— BEGIN —
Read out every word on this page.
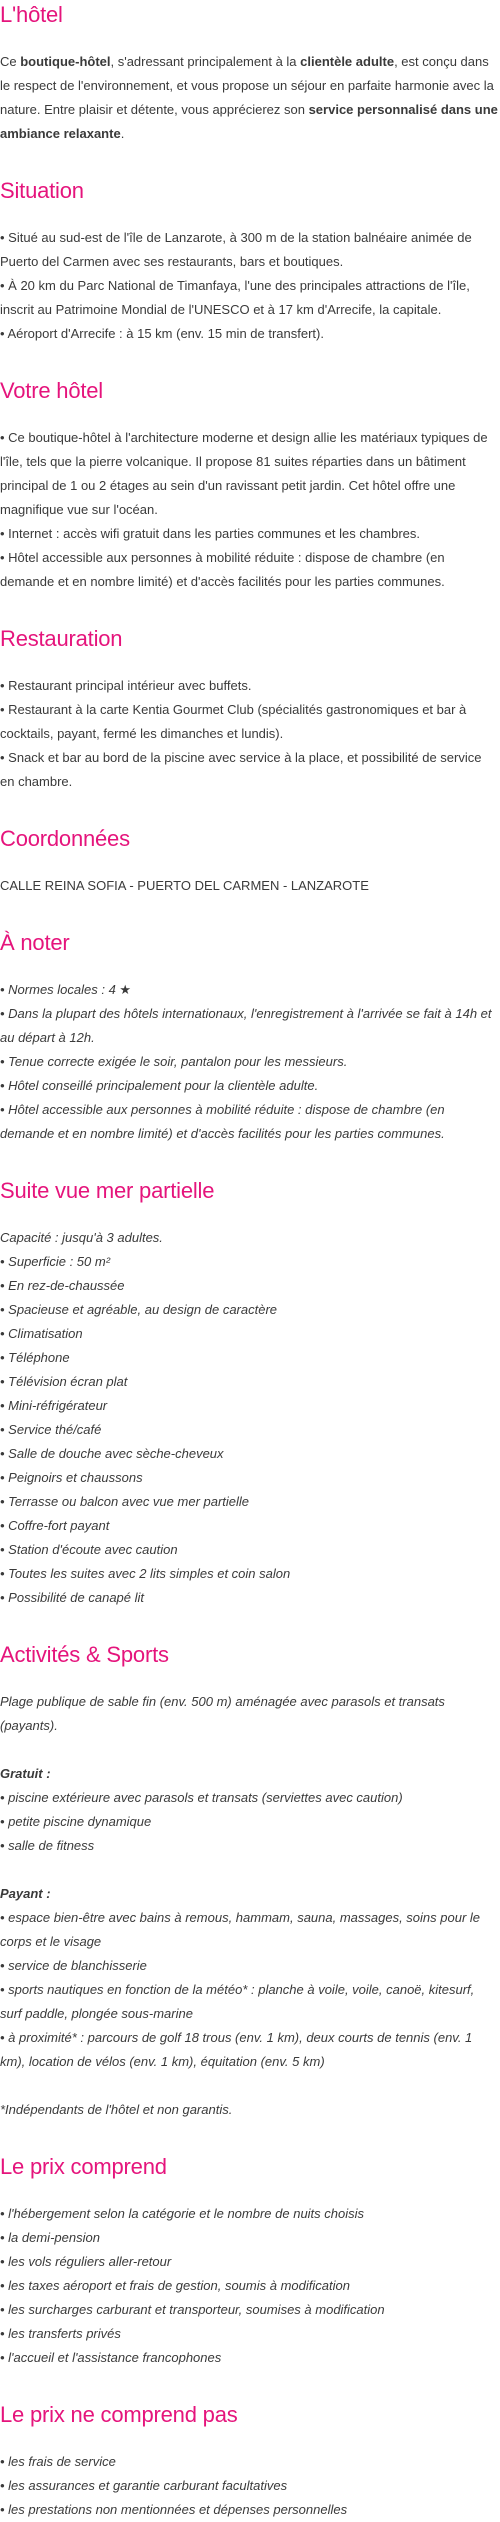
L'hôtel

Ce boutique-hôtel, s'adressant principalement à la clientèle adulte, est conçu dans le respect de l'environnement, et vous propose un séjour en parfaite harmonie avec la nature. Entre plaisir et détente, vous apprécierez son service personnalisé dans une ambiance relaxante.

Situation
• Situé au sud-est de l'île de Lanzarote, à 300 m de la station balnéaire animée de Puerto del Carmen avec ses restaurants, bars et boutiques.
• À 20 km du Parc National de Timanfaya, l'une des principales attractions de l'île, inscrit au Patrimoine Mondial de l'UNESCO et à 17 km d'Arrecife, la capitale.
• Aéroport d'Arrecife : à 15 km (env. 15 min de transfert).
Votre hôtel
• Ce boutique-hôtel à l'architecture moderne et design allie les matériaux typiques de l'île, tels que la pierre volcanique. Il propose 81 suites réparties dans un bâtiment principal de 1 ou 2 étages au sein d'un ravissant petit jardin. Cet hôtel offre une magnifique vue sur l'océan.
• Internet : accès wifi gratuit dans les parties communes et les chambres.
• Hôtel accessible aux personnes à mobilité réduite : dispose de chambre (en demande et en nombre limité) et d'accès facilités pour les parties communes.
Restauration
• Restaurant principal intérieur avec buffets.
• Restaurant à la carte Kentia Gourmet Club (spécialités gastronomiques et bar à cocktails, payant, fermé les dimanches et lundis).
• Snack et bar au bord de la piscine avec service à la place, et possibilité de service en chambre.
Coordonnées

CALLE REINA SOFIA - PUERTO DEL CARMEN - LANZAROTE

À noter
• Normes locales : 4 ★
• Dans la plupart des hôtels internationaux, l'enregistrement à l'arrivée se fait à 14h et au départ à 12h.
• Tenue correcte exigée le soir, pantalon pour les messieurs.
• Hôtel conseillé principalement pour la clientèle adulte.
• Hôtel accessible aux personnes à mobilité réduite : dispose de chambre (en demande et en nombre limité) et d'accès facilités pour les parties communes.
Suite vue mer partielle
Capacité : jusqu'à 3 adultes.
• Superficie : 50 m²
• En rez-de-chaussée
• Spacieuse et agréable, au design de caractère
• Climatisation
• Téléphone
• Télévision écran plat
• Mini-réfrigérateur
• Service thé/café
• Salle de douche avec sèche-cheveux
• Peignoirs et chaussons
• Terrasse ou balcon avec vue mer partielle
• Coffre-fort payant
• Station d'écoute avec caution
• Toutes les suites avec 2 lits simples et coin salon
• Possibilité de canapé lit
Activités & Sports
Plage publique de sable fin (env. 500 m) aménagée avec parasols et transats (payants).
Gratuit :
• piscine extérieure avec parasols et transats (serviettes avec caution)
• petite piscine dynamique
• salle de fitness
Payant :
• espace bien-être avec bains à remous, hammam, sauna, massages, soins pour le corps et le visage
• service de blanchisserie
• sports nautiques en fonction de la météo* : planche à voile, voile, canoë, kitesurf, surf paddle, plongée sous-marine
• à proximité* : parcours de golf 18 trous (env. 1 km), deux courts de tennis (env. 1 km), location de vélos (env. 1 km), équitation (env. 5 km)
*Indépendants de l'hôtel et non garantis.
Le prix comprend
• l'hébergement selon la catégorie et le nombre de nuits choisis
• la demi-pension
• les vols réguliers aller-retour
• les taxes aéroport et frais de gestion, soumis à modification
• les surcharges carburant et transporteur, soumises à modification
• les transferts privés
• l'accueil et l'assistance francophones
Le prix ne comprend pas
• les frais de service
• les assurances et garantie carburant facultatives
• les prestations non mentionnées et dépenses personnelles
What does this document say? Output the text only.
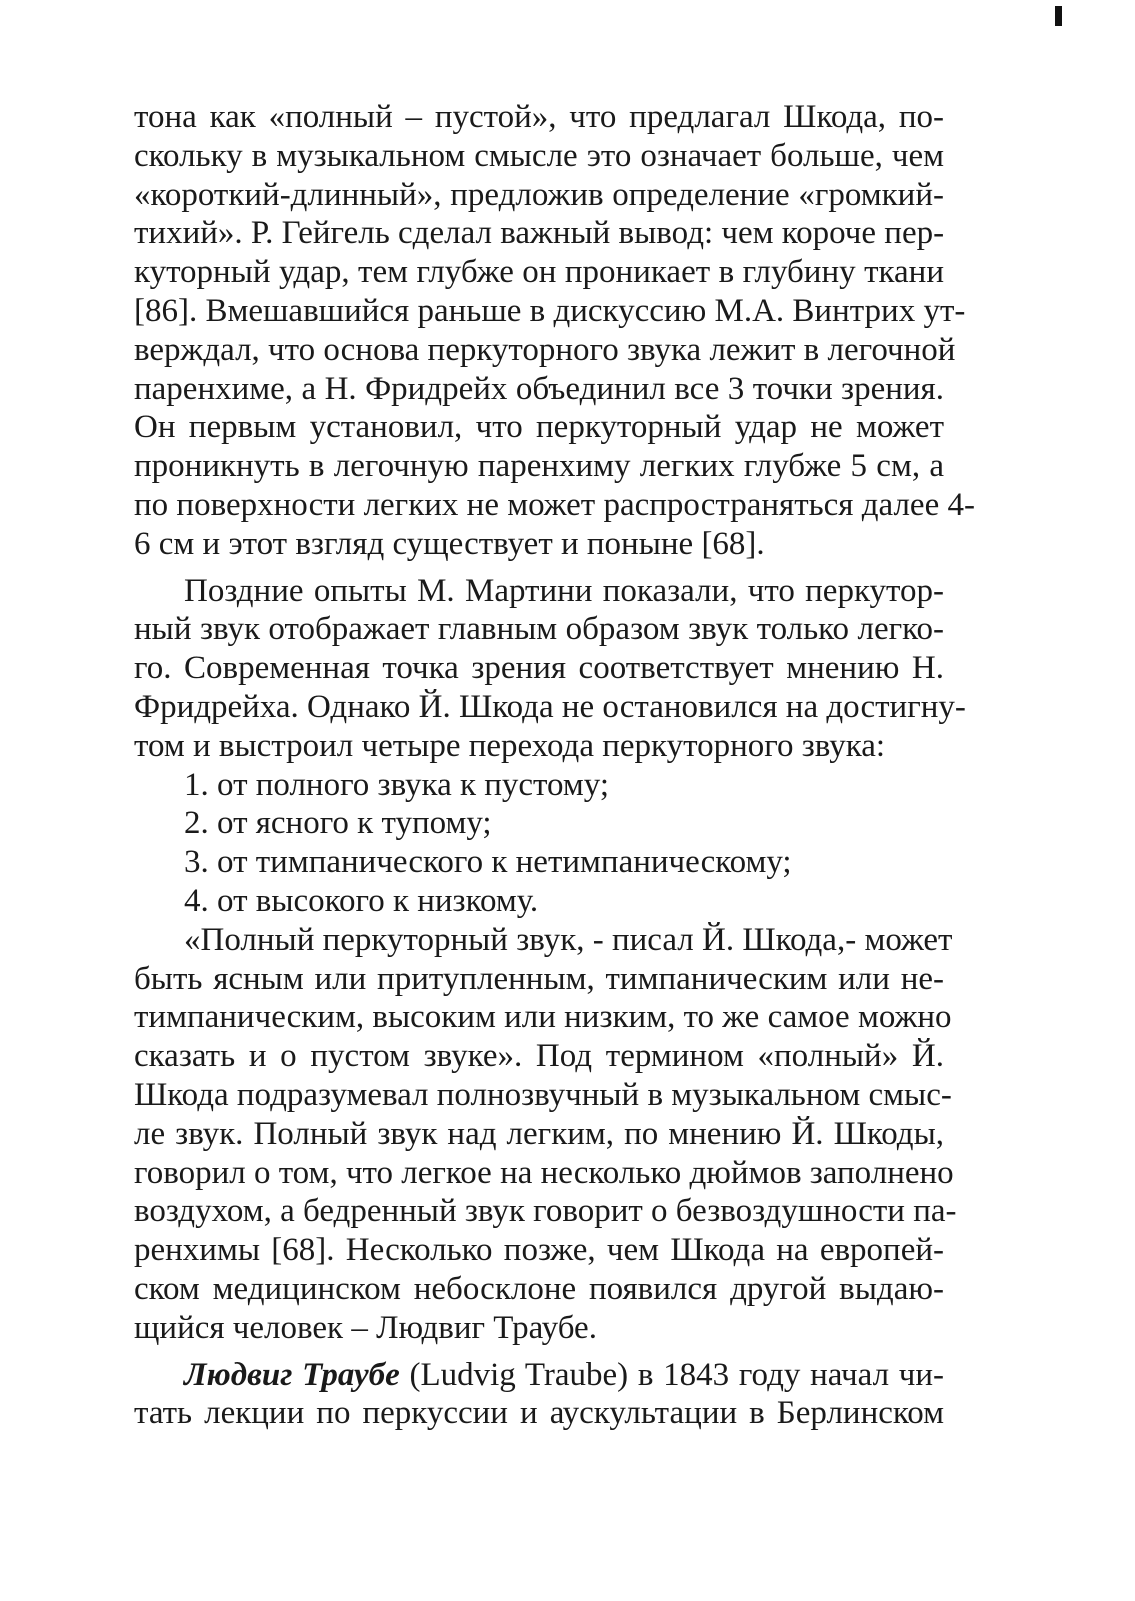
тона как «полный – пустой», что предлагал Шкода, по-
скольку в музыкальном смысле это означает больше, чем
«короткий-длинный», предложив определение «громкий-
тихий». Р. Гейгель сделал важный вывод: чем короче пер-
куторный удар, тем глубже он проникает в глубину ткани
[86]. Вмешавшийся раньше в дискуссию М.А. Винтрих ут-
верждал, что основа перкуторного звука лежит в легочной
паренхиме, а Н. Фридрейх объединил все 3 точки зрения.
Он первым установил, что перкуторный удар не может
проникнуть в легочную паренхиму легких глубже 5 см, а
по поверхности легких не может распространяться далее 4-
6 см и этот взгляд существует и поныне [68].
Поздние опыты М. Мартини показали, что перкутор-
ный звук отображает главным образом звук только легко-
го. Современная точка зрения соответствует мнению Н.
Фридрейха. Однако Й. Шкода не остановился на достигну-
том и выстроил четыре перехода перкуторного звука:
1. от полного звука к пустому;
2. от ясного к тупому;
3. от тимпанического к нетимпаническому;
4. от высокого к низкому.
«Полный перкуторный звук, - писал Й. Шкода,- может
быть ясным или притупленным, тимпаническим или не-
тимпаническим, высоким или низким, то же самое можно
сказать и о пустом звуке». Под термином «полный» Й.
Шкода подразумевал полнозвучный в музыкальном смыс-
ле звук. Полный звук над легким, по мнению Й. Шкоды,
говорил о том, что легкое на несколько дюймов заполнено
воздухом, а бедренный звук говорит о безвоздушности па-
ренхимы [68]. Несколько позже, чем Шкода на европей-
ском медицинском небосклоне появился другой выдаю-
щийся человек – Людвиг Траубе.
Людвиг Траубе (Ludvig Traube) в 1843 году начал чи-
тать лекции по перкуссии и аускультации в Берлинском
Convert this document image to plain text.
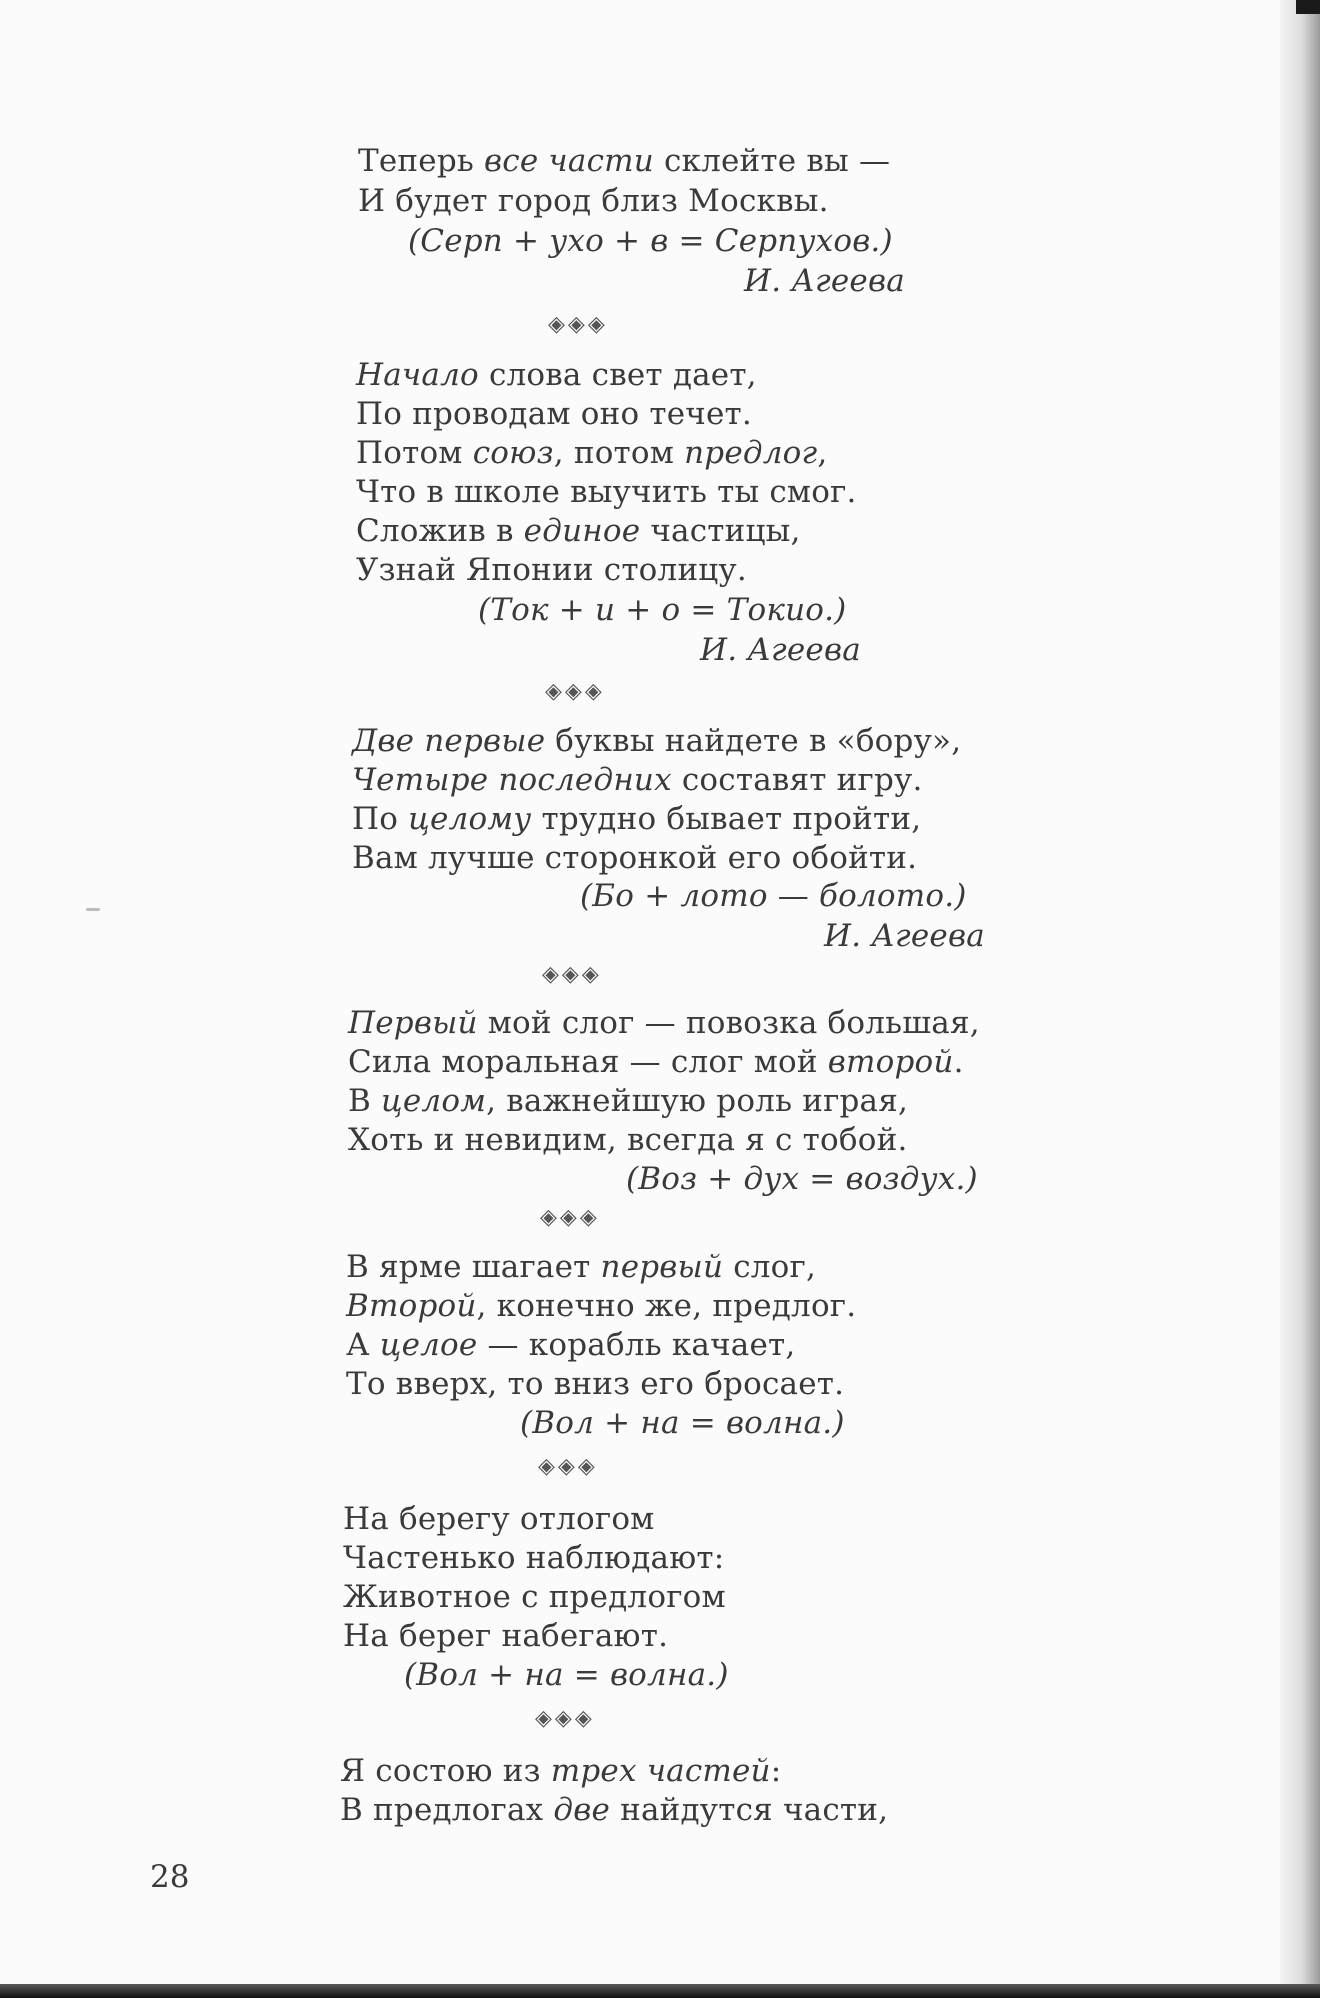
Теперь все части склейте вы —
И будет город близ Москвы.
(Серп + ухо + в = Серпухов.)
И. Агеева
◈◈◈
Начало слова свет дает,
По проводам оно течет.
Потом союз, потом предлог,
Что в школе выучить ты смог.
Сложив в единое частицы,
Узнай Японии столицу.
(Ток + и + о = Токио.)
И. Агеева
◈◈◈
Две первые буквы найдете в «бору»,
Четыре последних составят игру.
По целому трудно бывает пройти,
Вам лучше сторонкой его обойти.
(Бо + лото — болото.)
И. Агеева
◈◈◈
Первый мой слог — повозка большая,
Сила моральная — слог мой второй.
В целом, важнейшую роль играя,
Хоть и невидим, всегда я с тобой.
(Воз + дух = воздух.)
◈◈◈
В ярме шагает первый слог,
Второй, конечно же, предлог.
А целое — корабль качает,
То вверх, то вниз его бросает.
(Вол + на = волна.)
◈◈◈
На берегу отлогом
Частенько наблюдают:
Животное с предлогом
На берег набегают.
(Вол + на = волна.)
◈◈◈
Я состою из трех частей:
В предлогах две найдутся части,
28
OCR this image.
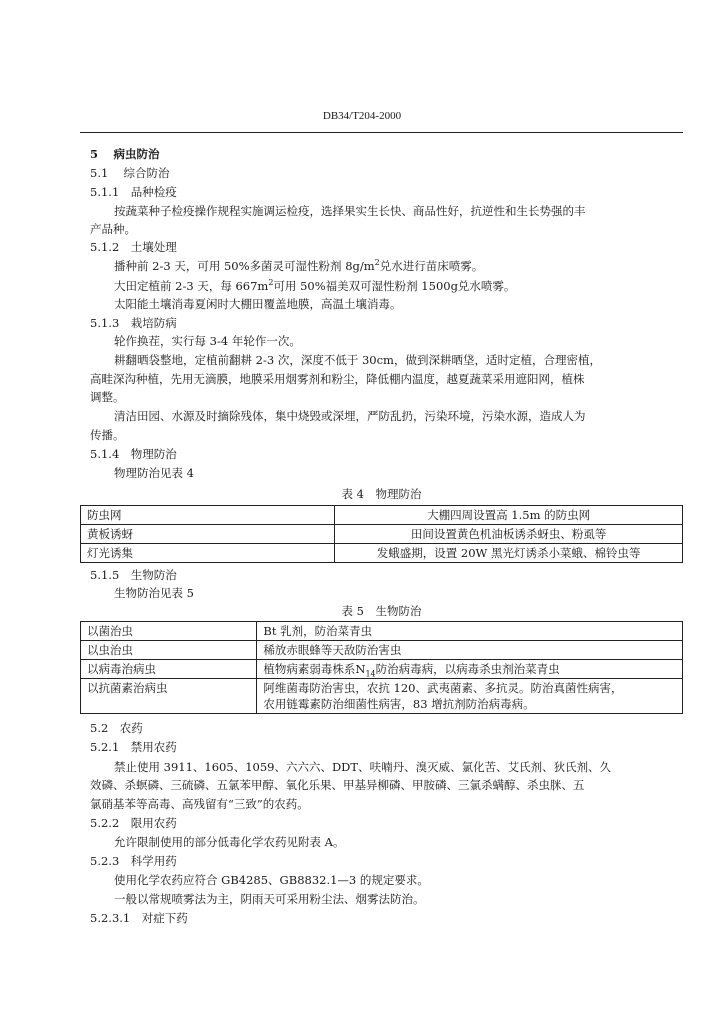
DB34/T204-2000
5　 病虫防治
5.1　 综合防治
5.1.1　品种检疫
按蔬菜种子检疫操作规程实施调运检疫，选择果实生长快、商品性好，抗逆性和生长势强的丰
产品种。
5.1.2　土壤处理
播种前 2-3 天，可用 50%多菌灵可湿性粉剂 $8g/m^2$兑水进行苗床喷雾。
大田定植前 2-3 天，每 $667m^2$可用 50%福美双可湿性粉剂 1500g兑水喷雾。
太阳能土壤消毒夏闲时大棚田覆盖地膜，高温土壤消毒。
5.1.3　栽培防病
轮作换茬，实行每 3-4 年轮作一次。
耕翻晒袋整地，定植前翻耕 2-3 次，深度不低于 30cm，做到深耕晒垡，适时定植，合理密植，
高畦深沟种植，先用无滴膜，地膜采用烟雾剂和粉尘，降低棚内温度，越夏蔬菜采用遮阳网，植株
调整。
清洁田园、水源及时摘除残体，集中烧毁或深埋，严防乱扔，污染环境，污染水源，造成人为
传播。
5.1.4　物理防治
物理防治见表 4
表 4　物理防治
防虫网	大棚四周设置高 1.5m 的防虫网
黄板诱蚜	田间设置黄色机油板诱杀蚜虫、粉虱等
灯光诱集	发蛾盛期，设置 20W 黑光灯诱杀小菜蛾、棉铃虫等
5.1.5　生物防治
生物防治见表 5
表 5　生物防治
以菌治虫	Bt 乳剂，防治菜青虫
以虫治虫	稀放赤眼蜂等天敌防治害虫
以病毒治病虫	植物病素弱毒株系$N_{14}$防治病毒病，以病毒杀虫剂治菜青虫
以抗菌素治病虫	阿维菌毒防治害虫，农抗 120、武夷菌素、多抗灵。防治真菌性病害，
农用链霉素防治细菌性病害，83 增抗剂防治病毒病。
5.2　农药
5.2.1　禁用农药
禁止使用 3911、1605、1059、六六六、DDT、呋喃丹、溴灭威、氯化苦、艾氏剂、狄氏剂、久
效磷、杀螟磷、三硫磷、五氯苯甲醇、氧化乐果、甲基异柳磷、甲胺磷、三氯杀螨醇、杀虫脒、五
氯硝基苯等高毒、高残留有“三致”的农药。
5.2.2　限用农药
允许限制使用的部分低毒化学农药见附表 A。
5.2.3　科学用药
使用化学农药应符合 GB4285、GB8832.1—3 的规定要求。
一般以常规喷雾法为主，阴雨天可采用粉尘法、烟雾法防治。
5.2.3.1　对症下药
— END —
**What the task asks**
What is the number of lines in the data above that include the word "глубже"? Answer with that number only.

**Answer to this problem**
2